### GOAL
In the listing below, count each line containing "JSON" and answer with the count only.

################

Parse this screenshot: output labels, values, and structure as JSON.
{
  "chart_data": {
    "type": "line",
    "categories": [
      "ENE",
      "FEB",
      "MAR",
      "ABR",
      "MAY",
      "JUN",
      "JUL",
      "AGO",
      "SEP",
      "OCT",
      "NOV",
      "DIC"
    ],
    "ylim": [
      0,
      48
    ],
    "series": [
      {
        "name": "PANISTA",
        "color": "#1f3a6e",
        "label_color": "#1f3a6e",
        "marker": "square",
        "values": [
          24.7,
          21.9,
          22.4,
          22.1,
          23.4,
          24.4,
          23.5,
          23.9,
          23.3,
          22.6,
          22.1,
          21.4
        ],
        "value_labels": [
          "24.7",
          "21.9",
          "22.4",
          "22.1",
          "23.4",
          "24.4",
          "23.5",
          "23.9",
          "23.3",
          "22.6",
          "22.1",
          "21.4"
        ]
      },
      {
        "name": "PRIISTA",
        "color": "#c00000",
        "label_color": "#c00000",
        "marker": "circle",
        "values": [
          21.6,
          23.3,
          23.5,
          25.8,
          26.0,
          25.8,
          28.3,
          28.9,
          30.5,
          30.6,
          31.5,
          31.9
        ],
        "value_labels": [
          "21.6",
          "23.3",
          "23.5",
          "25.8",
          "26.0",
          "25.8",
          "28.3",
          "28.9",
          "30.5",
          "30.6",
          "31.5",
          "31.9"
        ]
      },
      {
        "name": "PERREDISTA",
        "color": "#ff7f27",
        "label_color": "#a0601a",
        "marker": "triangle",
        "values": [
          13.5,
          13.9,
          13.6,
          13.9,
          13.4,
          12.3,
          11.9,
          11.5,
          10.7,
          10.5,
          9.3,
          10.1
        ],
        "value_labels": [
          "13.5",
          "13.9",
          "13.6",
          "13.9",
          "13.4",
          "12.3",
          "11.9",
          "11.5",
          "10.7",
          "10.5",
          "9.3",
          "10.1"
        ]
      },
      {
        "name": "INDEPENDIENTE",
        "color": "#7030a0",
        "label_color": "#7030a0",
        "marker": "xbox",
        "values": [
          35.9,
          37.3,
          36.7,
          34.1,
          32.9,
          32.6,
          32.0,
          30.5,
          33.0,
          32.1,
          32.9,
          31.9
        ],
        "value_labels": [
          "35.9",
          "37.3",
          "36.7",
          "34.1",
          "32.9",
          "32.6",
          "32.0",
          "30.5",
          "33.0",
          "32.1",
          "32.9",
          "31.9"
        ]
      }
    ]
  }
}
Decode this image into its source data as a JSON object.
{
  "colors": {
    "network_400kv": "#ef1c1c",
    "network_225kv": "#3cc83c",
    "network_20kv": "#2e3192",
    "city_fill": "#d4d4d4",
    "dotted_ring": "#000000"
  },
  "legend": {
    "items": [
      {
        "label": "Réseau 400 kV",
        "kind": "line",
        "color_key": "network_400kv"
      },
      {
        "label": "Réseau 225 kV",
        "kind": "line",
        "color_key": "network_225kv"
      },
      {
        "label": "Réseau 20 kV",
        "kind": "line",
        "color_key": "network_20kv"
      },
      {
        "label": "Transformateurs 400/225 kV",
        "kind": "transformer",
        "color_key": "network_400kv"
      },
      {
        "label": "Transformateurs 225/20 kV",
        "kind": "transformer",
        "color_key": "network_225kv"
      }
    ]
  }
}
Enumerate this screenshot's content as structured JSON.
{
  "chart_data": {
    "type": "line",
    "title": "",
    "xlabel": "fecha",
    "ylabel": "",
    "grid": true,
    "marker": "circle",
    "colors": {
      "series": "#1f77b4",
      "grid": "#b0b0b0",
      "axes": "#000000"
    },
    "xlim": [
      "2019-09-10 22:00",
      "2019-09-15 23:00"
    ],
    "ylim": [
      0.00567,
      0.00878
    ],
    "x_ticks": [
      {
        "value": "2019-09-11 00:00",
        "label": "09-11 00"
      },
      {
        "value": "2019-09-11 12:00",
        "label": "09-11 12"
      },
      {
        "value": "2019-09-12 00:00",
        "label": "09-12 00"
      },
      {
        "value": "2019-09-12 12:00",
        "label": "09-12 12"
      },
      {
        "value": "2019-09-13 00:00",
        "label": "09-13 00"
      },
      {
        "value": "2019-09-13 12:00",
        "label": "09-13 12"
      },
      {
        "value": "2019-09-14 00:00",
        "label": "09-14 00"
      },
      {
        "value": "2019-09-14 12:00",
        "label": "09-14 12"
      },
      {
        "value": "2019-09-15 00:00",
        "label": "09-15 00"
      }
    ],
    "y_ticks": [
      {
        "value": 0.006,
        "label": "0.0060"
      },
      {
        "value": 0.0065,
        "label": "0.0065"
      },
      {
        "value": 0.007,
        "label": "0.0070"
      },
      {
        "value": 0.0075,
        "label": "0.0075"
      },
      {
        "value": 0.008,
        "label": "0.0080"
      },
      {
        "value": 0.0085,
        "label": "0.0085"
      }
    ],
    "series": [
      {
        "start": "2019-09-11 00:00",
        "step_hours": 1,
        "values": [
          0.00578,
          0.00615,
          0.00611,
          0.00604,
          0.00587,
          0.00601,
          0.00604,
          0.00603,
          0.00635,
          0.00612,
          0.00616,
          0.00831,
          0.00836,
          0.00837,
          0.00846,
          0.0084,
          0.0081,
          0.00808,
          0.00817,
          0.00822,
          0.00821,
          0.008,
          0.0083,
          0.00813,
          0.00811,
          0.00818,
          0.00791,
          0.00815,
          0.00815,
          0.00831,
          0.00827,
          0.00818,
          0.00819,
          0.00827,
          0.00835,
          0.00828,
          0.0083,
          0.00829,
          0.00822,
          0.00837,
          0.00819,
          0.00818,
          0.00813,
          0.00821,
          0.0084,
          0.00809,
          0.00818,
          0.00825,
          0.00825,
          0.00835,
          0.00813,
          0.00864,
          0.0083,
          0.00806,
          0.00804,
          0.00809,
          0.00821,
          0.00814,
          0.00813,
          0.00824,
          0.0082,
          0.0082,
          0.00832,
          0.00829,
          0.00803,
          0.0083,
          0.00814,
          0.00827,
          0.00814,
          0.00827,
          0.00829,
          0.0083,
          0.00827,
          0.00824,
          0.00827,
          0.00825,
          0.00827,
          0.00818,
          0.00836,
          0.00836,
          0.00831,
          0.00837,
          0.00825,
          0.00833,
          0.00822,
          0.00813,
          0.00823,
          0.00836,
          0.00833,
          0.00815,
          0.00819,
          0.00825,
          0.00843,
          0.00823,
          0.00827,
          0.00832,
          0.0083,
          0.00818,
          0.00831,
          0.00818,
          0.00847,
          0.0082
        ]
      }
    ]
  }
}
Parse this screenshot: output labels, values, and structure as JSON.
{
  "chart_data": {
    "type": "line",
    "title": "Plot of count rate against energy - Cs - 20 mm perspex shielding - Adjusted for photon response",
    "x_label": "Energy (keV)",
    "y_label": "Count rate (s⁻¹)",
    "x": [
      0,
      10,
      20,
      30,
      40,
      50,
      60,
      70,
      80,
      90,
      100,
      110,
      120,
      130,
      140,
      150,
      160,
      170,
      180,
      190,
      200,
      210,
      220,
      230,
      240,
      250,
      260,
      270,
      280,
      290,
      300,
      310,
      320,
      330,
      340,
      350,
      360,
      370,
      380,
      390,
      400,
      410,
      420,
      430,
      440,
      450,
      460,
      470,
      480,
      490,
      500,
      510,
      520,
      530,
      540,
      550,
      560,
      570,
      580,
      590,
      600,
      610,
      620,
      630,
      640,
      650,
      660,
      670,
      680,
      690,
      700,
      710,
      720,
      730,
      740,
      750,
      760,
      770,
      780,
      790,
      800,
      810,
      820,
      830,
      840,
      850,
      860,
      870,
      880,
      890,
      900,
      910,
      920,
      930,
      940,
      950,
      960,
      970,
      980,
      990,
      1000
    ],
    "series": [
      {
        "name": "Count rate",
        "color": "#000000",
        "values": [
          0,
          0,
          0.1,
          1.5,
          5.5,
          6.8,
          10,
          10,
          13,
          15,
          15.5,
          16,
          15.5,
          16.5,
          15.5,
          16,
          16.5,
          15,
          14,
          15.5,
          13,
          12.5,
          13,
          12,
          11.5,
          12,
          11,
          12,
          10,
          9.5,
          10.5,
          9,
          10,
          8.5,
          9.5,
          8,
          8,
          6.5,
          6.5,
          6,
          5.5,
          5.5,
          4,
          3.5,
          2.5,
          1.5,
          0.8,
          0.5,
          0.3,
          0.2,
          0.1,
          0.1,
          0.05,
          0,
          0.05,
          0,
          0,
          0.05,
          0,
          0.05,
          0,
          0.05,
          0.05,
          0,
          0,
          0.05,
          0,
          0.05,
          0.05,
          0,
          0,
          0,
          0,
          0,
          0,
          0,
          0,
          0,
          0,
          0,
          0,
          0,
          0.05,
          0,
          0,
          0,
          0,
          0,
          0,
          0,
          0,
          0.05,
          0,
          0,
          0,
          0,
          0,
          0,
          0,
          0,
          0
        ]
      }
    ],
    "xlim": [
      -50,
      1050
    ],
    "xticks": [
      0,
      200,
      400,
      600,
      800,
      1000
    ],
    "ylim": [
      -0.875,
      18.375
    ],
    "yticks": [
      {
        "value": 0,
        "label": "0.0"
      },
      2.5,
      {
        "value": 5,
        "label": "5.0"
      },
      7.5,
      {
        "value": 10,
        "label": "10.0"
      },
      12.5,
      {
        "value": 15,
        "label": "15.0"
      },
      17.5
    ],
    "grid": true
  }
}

################

### EXERCISE ANSWER
4